[Problem description]: Print the data exactly, leaving nothing out.

[START OF Stored data]

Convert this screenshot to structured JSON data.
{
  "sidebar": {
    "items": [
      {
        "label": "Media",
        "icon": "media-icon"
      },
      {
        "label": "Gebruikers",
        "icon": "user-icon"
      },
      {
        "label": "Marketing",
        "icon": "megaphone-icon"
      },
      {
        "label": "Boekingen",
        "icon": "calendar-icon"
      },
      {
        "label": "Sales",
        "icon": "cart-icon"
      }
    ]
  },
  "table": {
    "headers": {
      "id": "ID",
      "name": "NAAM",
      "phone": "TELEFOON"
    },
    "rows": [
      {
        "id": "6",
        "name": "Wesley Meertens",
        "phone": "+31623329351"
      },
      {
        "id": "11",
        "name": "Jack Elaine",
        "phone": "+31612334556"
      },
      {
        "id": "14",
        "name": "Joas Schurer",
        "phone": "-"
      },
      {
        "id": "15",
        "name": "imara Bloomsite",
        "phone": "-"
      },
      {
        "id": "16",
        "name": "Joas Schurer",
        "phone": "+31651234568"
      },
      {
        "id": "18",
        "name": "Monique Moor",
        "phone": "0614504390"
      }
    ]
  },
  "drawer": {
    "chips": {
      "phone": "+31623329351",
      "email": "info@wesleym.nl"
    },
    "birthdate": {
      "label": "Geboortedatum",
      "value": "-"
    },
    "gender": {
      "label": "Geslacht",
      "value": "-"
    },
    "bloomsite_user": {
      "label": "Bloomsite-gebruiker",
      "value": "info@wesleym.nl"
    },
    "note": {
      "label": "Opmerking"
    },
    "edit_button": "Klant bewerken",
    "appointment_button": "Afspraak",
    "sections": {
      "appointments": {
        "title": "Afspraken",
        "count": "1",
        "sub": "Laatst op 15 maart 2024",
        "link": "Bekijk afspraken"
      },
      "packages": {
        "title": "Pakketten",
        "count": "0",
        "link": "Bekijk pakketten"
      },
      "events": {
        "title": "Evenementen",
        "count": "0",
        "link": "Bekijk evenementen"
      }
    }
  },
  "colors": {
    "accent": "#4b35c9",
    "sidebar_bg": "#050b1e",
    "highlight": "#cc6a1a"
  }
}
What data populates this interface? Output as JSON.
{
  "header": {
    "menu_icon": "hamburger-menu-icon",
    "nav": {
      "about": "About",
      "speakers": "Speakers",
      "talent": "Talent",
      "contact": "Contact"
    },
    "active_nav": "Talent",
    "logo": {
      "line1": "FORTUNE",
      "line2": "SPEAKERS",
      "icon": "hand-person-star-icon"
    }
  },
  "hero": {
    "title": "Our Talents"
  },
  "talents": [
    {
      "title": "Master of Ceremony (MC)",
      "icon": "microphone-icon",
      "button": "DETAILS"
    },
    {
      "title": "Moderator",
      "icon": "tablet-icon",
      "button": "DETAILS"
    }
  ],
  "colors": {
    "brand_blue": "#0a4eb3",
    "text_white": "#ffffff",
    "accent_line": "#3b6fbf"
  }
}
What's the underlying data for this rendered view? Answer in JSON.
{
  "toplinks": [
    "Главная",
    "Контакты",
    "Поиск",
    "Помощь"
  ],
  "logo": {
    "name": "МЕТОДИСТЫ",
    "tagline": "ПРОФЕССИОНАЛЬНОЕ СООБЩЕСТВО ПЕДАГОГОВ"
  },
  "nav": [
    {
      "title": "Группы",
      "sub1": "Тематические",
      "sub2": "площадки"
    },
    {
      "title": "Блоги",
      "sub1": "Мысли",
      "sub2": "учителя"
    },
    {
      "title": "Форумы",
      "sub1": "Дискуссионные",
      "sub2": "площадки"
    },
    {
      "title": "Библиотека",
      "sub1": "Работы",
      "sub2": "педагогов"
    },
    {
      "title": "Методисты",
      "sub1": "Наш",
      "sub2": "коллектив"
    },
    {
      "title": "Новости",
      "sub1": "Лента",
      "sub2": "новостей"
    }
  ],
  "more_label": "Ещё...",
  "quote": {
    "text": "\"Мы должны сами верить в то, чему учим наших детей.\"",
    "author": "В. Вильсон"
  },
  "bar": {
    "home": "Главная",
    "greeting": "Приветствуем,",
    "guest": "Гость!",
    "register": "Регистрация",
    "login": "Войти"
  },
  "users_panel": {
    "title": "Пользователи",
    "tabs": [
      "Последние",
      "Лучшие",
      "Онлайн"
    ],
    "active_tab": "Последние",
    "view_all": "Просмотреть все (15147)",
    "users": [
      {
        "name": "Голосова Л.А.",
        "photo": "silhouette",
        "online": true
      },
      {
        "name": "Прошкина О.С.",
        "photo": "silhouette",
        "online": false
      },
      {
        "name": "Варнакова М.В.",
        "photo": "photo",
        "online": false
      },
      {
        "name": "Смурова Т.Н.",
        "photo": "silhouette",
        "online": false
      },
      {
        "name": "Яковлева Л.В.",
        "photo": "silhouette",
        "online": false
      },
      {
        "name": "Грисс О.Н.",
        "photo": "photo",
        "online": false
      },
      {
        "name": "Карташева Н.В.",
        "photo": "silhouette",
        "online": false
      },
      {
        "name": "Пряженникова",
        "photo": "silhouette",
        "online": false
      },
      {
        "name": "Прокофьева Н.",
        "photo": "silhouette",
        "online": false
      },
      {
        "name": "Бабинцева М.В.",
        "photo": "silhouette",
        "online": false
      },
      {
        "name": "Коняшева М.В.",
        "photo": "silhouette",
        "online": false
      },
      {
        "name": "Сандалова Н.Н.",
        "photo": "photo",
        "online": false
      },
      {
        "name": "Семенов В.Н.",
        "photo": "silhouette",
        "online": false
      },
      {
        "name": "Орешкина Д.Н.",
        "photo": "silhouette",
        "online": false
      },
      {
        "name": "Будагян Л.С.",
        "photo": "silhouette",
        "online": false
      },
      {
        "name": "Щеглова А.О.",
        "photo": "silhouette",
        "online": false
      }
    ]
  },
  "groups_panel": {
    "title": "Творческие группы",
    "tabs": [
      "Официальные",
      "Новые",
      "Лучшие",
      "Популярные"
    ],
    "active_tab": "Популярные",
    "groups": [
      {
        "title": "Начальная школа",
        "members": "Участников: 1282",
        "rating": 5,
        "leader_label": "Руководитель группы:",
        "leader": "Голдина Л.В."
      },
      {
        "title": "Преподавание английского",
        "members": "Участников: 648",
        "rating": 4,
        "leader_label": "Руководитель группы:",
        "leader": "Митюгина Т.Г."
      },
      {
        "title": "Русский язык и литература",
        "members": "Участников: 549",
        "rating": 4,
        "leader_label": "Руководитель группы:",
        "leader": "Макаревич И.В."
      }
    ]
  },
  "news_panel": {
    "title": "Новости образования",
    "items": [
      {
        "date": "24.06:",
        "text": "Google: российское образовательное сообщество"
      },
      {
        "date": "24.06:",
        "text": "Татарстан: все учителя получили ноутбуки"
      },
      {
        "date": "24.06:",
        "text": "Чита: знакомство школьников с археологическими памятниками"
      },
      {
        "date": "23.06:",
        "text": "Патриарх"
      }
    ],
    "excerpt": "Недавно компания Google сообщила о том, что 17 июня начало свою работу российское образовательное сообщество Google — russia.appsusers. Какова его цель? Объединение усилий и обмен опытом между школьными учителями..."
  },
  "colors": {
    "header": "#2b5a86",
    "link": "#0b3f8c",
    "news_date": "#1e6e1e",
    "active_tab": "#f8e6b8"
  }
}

[END OF Stored data]

[Solution for this exercise]:
Convert this screenshot to structured JSON data.
{
  "sidebar": {
    "items": [
      {
        "label": "Media",
        "icon": "media-icon"
      },
      {
        "label": "Gebruikers",
        "icon": "user-icon"
      },
      {
        "label": "Marketing",
        "icon": "megaphone-icon"
      },
      {
        "label": "Boekingen",
        "icon": "calendar-icon"
      },
      {
        "label": "Sales",
        "icon": "cart-icon"
      }
    ]
  },
  "table": {
    "headers": {
      "id": "ID",
      "name": "NAAM",
      "phone": "TELEFOON"
    },
    "rows": [
      {
        "id": "6",
        "name": "Wesley Meertens",
        "phone": "+31623329351"
      },
      {
        "id": "11",
        "name": "Jack Elaine",
        "phone": "+31612334556"
      },
      {
        "id": "14",
        "name": "Joas Schurer",
        "phone": "-"
      },
      {
        "id": "15",
        "name": "imara Bloomsite",
        "phone": "-"
      },
      {
        "id": "16",
        "name": "Joas Schurer",
        "phone": "+31651234568"
      },
      {
        "id": "18",
        "name": "Monique Moor",
        "phone": "0614504390"
      }
    ]
  },
  "drawer": {
    "chips": {
      "phone": "+31623329351",
      "email": "info@wesleym.nl"
    },
    "birthdate": {
      "label": "Geboortedatum",
      "value": "-"
    },
    "gender": {
      "label": "Geslacht",
      "value": "-"
    },
    "bloomsite_user": {
      "label": "Bloomsite-gebruiker",
      "value": "info@wesleym.nl"
    },
    "note": {
      "label": "Opmerking"
    },
    "edit_button": "Klant bewerken",
    "appointment_button": "Afspraak",
    "sections": {
      "appointments": {
        "title": "Afspraken",
        "count": "1",
        "sub": "Laatst op 15 maart 2024",
        "link": "Bekijk afspraken"
      },
      "packages": {
        "title": "Pakketten",
        "count": "0",
        "link": "Bekijk pakketten"
      },
      "events": {
        "title": "Evenementen",
        "count": "0",
        "link": "Bekijk evenementen"
      }
    }
  },
  "colors": {
    "accent": "#4b35c9",
    "sidebar_bg": "#050b1e",
    "highlight": "#cc6a1a"
  }
}
What data populates this interface? Output as JSON.
{
  "header": {
    "menu_icon": "hamburger-menu-icon",
    "nav": {
      "about": "About",
      "speakers": "Speakers",
      "talent": "Talent",
      "contact": "Contact"
    },
    "active_nav": "Talent",
    "logo": {
      "line1": "FORTUNE",
      "line2": "SPEAKERS",
      "icon": "hand-person-star-icon"
    }
  },
  "hero": {
    "title": "Our Talents"
  },
  "talents": [
    {
      "title": "Master of Ceremony (MC)",
      "icon": "microphone-icon",
      "button": "DETAILS"
    },
    {
      "title": "Moderator",
      "icon": "tablet-icon",
      "button": "DETAILS"
    }
  ],
  "colors": {
    "brand_blue": "#0a4eb3",
    "text_white": "#ffffff",
    "accent_line": "#3b6fbf"
  }
}
What's the underlying data for this rendered view? Answer in JSON.
{
  "toplinks": [
    "Главная",
    "Контакты",
    "Поиск",
    "Помощь"
  ],
  "logo": {
    "name": "МЕТОДИСТЫ",
    "tagline": "ПРОФЕССИОНАЛЬНОЕ СООБЩЕСТВО ПЕДАГОГОВ"
  },
  "nav": [
    {
      "title": "Группы",
      "sub1": "Тематические",
      "sub2": "площадки"
    },
    {
      "title": "Блоги",
      "sub1": "Мысли",
      "sub2": "учителя"
    },
    {
      "title": "Форумы",
      "sub1": "Дискуссионные",
      "sub2": "площадки"
    },
    {
      "title": "Библиотека",
      "sub1": "Работы",
      "sub2": "педагогов"
    },
    {
      "title": "Методисты",
      "sub1": "Наш",
      "sub2": "коллектив"
    },
    {
      "title": "Новости",
      "sub1": "Лента",
      "sub2": "новостей"
    }
  ],
  "more_label": "Ещё...",
  "quote": {
    "text": "\"Мы должны сами верить в то, чему учим наших детей.\"",
    "author": "В. Вильсон"
  },
  "bar": {
    "home": "Главная",
    "greeting": "Приветствуем,",
    "guest": "Гость!",
    "register": "Регистрация",
    "login": "Войти"
  },
  "users_panel": {
    "title": "Пользователи",
    "tabs": [
      "Последние",
      "Лучшие",
      "Онлайн"
    ],
    "active_tab": "Последние",
    "view_all": "Просмотреть все (15147)",
    "users": [
      {
        "name": "Голосова Л.А.",
        "photo": "silhouette",
        "online": true
      },
      {
        "name": "Прошкина О.С.",
        "photo": "silhouette",
        "online": false
      },
      {
        "name": "Варнакова М.В.",
        "photo": "photo",
        "online": false
      },
      {
        "name": "Смурова Т.Н.",
        "photo": "silhouette",
        "online": false
      },
      {
        "name": "Яковлева Л.В.",
        "photo": "silhouette",
        "online": false
      },
      {
        "name": "Грисс О.Н.",
        "photo": "photo",
        "online": false
      },
      {
        "name": "Карташева Н.В.",
        "photo": "silhouette",
        "online": false
      },
      {
        "name": "Пряженникова",
        "photo": "silhouette",
        "online": false
      },
      {
        "name": "Прокофьева Н.",
        "photo": "silhouette",
        "online": false
      },
      {
        "name": "Бабинцева М.В.",
        "photo": "silhouette",
        "online": false
      },
      {
        "name": "Коняшева М.В.",
        "photo": "silhouette",
        "online": false
      },
      {
        "name": "Сандалова Н.Н.",
        "photo": "photo",
        "online": false
      },
      {
        "name": "Семенов В.Н.",
        "photo": "silhouette",
        "online": false
      },
      {
        "name": "Орешкина Д.Н.",
        "photo": "silhouette",
        "online": false
      },
      {
        "name": "Будагян Л.С.",
        "photo": "silhouette",
        "online": false
      },
      {
        "name": "Щеглова А.О.",
        "photo": "silhouette",
        "online": false
      }
    ]
  },
  "groups_panel": {
    "title": "Творческие группы",
    "tabs": [
      "Официальные",
      "Новые",
      "Лучшие",
      "Популярные"
    ],
    "active_tab": "Популярные",
    "groups": [
      {
        "title": "Начальная школа",
        "members": "Участников: 1282",
        "rating": 5,
        "leader_label": "Руководитель группы:",
        "leader": "Голдина Л.В."
      },
      {
        "title": "Преподавание английского",
        "members": "Участников: 648",
        "rating": 4,
        "leader_label": "Руководитель группы:",
        "leader": "Митюгина Т.Г."
      },
      {
        "title": "Русский язык и литература",
        "members": "Участников: 549",
        "rating": 4,
        "leader_label": "Руководитель группы:",
        "leader": "Макаревич И.В."
      }
    ]
  },
  "news_panel": {
    "title": "Новости образования",
    "items": [
      {
        "date": "24.06:",
        "text": "Google: российское образовательное сообщество"
      },
      {
        "date": "24.06:",
        "text": "Татарстан: все учителя получили ноутбуки"
      },
      {
        "date": "24.06:",
        "text": "Чита: знакомство школьников с археологическими памятниками"
      },
      {
        "date": "23.06:",
        "text": "Патриарх"
      }
    ],
    "excerpt": "Недавно компания Google сообщила о том, что 17 июня начало свою работу российское образовательное сообщество Google — russia.appsusers. Какова его цель? Объединение усилий и обмен опытом между школьными учителями..."
  },
  "colors": {
    "header": "#2b5a86",
    "link": "#0b3f8c",
    "news_date": "#1e6e1e",
    "active_tab": "#f8e6b8"
  }
}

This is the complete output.